◆ **TEXTO MOSTRADO**:

================

Foto: El ministro de Inclusión, Seguridad Social y Migraciones, José Luis Escrivá. (EFE)

Si este último fuera el caso (algo ya de por sí muy improbable), el único déficit que restaría por cubrir es aproximadamente el déficit actual de unos dos puntos de PIB: el cual el Gobierno espera fulminar traspasando gastos presuntamente impropios de la Seguridad Social a los Presupuestos Generales del Estado. Esta es, de hecho, la tercera pata de la reforma: financiar el déficit actual con cargo a impuestos bajo el argumento de que se trata de un desequilibrio provocado por gastos que no deberían ser sufragados por la Seguridad Social.

Dejando de lado que algunos de esos gastos sí son propios de la Seguridad Social (por ejemplo, los 3.000 millones de euros anuales que cuestan las pensiones contributivas por nacimiento y cuidado de hijos; o los 4.000 millones anuales que se requieren para los costes de funcionamiento), lo cierto es que trasladar gastos desde una Administración (Seguridad Social) a otra (Administración central) no reduce el déficit conjunto del Estado, sino que únicamente lo redistribuye entre sus distintas ramas. La cuestión pasa a ser, entonces, la de cómo hacer frente a esos 23.000 millones de euros anuales que representa el déficit actual de la Seguridad Social: qué impuestos específicamente incrementaremos para acabar con ese agujero financiero que solo ha cambiado de lugar.

Foto: El ministro de la Seguridad Social, José Luis Escrivá. (EFE)

Ahora bien, subamos los impuestos que subamos, lo cierto es que con esta fórmula solo estaremos reduciendo la contributividad de la Seguridad Social. En la medida en que el pago de esos 23.000 millones de euros termine recayendo, directa o indirectamente, sobre los hombros de los trabajadores (subida del IRPF, subida del IVA o incluso subida de sociedades), esos trabajadores estarán contribuyendo al mantenimiento de gastos que hasta ahora eran imputables a la Seguridad Social, pero sin devengar a partir de ahora ningún derecho futuro contra la Seguridad Social. Nótese que si esos desembolsos se hubieran mantenido dentro de la Seguridad Social y se hubiesen financiado con nuevas cotizaciones sociales, al menos los trabajadores habrían adquirido el derecho a una mayor pensión futura: pero, ahora, ni eso. Pagar más y cobrar menos.

================

◆ **DATOS ALMACENADOS**:

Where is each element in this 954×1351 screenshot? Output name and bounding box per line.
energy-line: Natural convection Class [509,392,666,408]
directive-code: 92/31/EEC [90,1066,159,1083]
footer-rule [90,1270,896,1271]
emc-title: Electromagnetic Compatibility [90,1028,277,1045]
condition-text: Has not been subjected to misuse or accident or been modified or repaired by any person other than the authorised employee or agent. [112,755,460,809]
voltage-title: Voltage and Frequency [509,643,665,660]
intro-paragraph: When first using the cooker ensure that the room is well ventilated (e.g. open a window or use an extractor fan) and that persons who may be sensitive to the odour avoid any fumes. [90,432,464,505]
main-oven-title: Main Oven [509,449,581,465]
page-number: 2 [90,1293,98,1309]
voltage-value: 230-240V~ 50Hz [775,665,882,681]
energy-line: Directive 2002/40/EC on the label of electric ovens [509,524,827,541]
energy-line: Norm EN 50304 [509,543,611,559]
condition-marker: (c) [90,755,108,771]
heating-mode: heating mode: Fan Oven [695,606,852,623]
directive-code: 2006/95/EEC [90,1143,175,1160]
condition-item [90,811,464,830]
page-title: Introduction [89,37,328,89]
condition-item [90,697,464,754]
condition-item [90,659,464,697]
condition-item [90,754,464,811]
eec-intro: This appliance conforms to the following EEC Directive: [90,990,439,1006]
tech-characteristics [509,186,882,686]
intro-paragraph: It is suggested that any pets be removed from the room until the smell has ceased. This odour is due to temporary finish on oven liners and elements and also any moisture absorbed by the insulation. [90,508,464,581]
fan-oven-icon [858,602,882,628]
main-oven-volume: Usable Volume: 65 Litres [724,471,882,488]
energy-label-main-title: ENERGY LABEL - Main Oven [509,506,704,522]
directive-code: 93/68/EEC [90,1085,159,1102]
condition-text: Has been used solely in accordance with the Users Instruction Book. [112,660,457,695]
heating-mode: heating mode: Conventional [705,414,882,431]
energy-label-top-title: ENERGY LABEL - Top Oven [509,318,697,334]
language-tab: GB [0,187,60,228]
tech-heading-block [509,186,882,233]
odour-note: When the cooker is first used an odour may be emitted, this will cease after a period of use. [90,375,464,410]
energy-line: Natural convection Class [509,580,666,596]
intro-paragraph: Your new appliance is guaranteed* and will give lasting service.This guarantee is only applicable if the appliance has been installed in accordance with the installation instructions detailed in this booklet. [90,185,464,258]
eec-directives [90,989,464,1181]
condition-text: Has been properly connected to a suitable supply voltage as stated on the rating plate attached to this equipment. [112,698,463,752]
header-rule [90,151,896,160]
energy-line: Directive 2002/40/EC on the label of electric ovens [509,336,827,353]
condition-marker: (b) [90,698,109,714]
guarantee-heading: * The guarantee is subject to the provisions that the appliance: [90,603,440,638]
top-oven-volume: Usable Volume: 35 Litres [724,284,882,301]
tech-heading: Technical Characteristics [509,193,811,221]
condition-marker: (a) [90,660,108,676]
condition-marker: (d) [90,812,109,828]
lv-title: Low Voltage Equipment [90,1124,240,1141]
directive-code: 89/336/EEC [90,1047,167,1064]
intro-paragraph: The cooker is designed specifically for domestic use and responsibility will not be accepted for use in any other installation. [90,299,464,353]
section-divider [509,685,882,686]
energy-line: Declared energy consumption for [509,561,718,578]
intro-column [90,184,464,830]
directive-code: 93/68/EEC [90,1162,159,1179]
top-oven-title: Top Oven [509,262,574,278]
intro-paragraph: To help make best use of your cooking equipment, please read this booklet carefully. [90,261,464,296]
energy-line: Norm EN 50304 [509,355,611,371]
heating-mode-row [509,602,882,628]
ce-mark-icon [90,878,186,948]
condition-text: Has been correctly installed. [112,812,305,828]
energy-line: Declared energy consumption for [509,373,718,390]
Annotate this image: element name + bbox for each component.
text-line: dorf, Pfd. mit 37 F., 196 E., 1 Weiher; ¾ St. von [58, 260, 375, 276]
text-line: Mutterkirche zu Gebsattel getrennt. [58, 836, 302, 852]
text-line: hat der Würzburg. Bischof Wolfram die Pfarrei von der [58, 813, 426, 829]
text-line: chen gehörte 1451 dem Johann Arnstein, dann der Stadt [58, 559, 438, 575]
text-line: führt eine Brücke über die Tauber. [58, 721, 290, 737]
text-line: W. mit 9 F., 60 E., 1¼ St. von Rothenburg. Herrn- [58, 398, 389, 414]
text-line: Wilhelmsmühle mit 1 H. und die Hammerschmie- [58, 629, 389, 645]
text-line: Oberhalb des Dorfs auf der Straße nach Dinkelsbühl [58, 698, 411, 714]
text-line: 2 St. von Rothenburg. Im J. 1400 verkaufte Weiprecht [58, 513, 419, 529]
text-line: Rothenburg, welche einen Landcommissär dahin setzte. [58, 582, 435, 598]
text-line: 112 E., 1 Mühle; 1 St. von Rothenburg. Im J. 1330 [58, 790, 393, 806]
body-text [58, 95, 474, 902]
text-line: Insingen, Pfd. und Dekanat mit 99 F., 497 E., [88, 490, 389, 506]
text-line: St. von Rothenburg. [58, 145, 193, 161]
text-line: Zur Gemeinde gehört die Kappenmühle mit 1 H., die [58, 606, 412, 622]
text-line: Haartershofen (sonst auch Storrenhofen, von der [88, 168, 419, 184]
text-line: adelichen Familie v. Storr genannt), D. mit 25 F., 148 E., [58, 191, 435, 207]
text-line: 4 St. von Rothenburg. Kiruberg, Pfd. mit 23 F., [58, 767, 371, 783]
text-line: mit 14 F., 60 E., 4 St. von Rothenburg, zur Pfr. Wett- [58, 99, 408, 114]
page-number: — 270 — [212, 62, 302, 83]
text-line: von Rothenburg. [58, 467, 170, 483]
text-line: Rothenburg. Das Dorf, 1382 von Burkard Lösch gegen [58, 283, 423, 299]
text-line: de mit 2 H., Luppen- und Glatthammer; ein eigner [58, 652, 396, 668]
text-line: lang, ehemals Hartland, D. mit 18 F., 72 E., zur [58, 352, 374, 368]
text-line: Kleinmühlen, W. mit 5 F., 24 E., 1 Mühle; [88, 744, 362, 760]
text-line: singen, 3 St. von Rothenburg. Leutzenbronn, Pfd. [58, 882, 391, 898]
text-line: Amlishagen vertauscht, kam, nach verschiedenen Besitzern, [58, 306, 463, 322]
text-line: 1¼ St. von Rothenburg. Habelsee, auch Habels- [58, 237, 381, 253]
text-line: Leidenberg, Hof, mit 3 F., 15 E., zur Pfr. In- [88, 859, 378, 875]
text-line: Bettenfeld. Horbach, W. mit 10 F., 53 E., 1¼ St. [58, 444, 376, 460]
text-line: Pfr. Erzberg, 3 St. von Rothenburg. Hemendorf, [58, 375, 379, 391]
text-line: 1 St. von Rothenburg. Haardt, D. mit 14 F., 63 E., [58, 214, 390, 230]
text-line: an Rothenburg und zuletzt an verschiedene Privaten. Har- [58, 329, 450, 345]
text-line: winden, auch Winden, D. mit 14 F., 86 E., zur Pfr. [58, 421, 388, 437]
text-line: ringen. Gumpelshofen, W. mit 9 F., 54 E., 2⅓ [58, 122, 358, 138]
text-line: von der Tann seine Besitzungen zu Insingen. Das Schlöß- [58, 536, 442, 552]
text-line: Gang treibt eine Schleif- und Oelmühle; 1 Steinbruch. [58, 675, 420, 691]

================

◆ **INSTRUCCIÓN DE TRABAJO**:
Extrae del texto sobre la reforma de la Seguridad Social el fragmento que comienza con "Foto: El ministro de Inclusión, Seguridad" y continúa hasta "por la Seguridad Social.", sin alterar nada.

◆ **RESPUESTA DEL EJERCICIO**:
Foto: El ministro de Inclusión, Seguridad Social y Migraciones, José Luis Escrivá. (EFE)

Si este último fuera el caso (algo ya de por sí muy improbable), el único déficit que restaría por cubrir es aproximadamente el déficit actual de unos dos puntos de PIB: el cual el Gobierno espera fulminar traspasando gastos presuntamente impropios de la Seguridad Social a los Presupuestos Generales del Estado. Esta es, de hecho, la tercera pata de la reforma: financiar el déficit actual con cargo a impuestos bajo el argumento de que se trata de un desequilibrio provocado por gastos que no deberían ser sufragados por la Seguridad Social.